Identify and reproduce every line holding the string "What".

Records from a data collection

# # # #

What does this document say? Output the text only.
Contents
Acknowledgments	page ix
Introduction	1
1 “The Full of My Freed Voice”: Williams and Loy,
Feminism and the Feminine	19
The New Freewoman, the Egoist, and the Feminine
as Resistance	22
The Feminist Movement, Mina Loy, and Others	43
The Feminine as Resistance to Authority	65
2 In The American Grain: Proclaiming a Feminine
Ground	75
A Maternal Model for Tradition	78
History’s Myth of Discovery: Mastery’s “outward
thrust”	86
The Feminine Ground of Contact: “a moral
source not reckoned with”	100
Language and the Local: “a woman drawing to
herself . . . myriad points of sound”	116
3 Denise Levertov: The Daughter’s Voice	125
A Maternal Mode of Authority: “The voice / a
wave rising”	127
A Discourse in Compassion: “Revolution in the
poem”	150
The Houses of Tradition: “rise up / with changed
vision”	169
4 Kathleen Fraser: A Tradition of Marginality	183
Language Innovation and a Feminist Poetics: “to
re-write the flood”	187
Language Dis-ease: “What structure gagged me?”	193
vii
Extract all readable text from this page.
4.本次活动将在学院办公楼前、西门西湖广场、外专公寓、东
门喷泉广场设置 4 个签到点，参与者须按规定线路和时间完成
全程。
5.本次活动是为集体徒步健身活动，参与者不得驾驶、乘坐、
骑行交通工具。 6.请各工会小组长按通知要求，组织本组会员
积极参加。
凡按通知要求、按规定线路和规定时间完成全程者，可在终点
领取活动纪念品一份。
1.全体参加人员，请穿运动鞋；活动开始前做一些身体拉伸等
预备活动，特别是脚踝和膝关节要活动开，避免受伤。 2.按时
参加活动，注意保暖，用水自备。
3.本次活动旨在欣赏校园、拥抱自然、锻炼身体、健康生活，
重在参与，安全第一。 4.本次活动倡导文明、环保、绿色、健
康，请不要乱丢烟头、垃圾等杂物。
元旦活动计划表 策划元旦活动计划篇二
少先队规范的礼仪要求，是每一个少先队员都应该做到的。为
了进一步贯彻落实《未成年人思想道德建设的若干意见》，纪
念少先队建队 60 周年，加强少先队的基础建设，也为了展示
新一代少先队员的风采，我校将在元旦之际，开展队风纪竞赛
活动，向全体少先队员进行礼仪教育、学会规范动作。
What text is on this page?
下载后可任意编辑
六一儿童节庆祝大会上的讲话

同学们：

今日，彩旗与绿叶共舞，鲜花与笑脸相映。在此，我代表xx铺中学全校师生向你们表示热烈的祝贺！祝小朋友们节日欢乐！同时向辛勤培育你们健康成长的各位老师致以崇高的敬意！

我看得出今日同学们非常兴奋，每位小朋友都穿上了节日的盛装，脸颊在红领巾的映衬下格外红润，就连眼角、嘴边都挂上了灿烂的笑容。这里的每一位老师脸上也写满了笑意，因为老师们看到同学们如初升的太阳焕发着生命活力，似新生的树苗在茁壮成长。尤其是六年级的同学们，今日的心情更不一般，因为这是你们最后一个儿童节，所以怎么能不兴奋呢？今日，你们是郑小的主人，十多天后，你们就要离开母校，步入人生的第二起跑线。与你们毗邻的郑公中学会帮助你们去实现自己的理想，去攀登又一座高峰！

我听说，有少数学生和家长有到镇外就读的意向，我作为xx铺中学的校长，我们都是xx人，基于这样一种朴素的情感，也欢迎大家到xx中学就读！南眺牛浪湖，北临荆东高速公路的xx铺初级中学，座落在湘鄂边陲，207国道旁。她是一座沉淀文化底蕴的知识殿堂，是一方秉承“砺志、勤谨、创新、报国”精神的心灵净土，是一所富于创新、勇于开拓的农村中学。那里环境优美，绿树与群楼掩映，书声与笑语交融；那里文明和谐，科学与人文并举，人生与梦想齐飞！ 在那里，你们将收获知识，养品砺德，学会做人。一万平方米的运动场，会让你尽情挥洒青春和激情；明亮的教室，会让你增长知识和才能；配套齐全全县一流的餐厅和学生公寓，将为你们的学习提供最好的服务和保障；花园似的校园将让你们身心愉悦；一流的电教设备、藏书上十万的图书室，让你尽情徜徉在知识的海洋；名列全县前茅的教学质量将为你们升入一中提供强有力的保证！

# # # #

**SOLUTION TO THIS EXERCISE:**
What does this document say? Output the text only.
Language Dis-ease: “What structure gagged me?”	193
What text is on this page?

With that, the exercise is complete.